§ **TASK DATA**
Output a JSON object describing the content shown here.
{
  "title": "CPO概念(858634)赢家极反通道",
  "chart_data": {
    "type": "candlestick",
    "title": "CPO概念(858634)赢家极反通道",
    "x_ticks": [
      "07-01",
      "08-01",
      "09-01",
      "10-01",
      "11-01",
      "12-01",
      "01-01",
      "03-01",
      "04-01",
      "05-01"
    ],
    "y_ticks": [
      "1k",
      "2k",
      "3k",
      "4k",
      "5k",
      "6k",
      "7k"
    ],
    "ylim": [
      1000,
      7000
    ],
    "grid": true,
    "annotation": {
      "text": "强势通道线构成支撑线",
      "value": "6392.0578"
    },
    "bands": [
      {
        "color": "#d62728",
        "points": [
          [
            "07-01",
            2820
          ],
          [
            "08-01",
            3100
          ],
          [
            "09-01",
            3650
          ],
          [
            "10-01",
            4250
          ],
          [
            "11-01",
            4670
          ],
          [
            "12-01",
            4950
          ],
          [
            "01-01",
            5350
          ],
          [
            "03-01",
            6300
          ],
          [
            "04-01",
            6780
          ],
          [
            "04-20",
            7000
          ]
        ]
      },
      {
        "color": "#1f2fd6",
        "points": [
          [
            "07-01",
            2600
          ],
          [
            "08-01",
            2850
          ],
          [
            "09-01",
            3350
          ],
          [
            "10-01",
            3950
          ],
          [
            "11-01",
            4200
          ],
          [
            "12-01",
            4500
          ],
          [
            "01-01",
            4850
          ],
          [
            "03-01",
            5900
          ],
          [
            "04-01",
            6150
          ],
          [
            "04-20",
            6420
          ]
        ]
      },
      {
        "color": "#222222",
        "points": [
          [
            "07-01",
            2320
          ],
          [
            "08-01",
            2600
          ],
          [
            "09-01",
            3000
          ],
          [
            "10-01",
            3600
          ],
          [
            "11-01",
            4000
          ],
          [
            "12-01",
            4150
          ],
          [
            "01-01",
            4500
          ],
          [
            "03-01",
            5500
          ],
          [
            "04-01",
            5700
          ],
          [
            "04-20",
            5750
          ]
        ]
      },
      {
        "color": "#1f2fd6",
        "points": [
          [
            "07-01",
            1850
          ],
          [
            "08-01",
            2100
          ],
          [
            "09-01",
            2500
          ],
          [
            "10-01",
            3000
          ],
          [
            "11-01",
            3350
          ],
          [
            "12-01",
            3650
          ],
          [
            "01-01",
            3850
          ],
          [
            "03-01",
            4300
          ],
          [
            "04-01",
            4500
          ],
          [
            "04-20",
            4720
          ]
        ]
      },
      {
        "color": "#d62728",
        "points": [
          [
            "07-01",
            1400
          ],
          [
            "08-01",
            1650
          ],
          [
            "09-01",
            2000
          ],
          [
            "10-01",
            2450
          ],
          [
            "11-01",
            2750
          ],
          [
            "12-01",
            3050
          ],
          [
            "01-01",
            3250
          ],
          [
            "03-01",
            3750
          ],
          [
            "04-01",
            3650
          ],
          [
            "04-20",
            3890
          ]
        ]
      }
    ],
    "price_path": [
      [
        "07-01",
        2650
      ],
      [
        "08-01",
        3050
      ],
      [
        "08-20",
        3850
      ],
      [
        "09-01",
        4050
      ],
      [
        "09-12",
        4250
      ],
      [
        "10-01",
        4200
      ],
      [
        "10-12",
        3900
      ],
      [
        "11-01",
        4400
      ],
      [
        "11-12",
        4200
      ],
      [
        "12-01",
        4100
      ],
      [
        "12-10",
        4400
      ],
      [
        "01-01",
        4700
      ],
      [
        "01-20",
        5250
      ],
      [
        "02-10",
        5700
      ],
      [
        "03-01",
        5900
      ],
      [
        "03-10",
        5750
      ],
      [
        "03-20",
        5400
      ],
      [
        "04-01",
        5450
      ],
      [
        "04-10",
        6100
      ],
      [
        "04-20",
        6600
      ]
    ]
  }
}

§ **JOB**
Go through the records and print each one exactly.

§ **WRITTEN RESPONSE**
Output a JSON object describing the content shown here.
{
  "title": "CPO概念(858634)赢家极反通道",
  "chart_data": {
    "type": "candlestick",
    "title": "CPO概念(858634)赢家极反通道",
    "x_ticks": [
      "07-01",
      "08-01",
      "09-01",
      "10-01",
      "11-01",
      "12-01",
      "01-01",
      "03-01",
      "04-01",
      "05-01"
    ],
    "y_ticks": [
      "1k",
      "2k",
      "3k",
      "4k",
      "5k",
      "6k",
      "7k"
    ],
    "ylim": [
      1000,
      7000
    ],
    "grid": true,
    "annotation": {
      "text": "强势通道线构成支撑线",
      "value": "6392.0578"
    },
    "bands": [
      {
        "color": "#d62728",
        "points": [
          [
            "07-01",
            2820
          ],
          [
            "08-01",
            3100
          ],
          [
            "09-01",
            3650
          ],
          [
            "10-01",
            4250
          ],
          [
            "11-01",
            4670
          ],
          [
            "12-01",
            4950
          ],
          [
            "01-01",
            5350
          ],
          [
            "03-01",
            6300
          ],
          [
            "04-01",
            6780
          ],
          [
            "04-20",
            7000
          ]
        ]
      },
      {
        "color": "#1f2fd6",
        "points": [
          [
            "07-01",
            2600
          ],
          [
            "08-01",
            2850
          ],
          [
            "09-01",
            3350
          ],
          [
            "10-01",
            3950
          ],
          [
            "11-01",
            4200
          ],
          [
            "12-01",
            4500
          ],
          [
            "01-01",
            4850
          ],
          [
            "03-01",
            5900
          ],
          [
            "04-01",
            6150
          ],
          [
            "04-20",
            6420
          ]
        ]
      },
      {
        "color": "#222222",
        "points": [
          [
            "07-01",
            2320
          ],
          [
            "08-01",
            2600
          ],
          [
            "09-01",
            3000
          ],
          [
            "10-01",
            3600
          ],
          [
            "11-01",
            4000
          ],
          [
            "12-01",
            4150
          ],
          [
            "01-01",
            4500
          ],
          [
            "03-01",
            5500
          ],
          [
            "04-01",
            5700
          ],
          [
            "04-20",
            5750
          ]
        ]
      },
      {
        "color": "#1f2fd6",
        "points": [
          [
            "07-01",
            1850
          ],
          [
            "08-01",
            2100
          ],
          [
            "09-01",
            2500
          ],
          [
            "10-01",
            3000
          ],
          [
            "11-01",
            3350
          ],
          [
            "12-01",
            3650
          ],
          [
            "01-01",
            3850
          ],
          [
            "03-01",
            4300
          ],
          [
            "04-01",
            4500
          ],
          [
            "04-20",
            4720
          ]
        ]
      },
      {
        "color": "#d62728",
        "points": [
          [
            "07-01",
            1400
          ],
          [
            "08-01",
            1650
          ],
          [
            "09-01",
            2000
          ],
          [
            "10-01",
            2450
          ],
          [
            "11-01",
            2750
          ],
          [
            "12-01",
            3050
          ],
          [
            "01-01",
            3250
          ],
          [
            "03-01",
            3750
          ],
          [
            "04-01",
            3650
          ],
          [
            "04-20",
            3890
          ]
        ]
      }
    ],
    "price_path": [
      [
        "07-01",
        2650
      ],
      [
        "08-01",
        3050
      ],
      [
        "08-20",
        3850
      ],
      [
        "09-01",
        4050
      ],
      [
        "09-12",
        4250
      ],
      [
        "10-01",
        4200
      ],
      [
        "10-12",
        3900
      ],
      [
        "11-01",
        4400
      ],
      [
        "11-12",
        4200
      ],
      [
        "12-01",
        4100
      ],
      [
        "12-10",
        4400
      ],
      [
        "01-01",
        4700
      ],
      [
        "01-20",
        5250
      ],
      [
        "02-10",
        5700
      ],
      [
        "03-01",
        5900
      ],
      [
        "03-10",
        5750
      ],
      [
        "03-20",
        5400
      ],
      [
        "04-01",
        5450
      ],
      [
        "04-10",
        6100
      ],
      [
        "04-20",
        6600
      ]
    ]
  }
}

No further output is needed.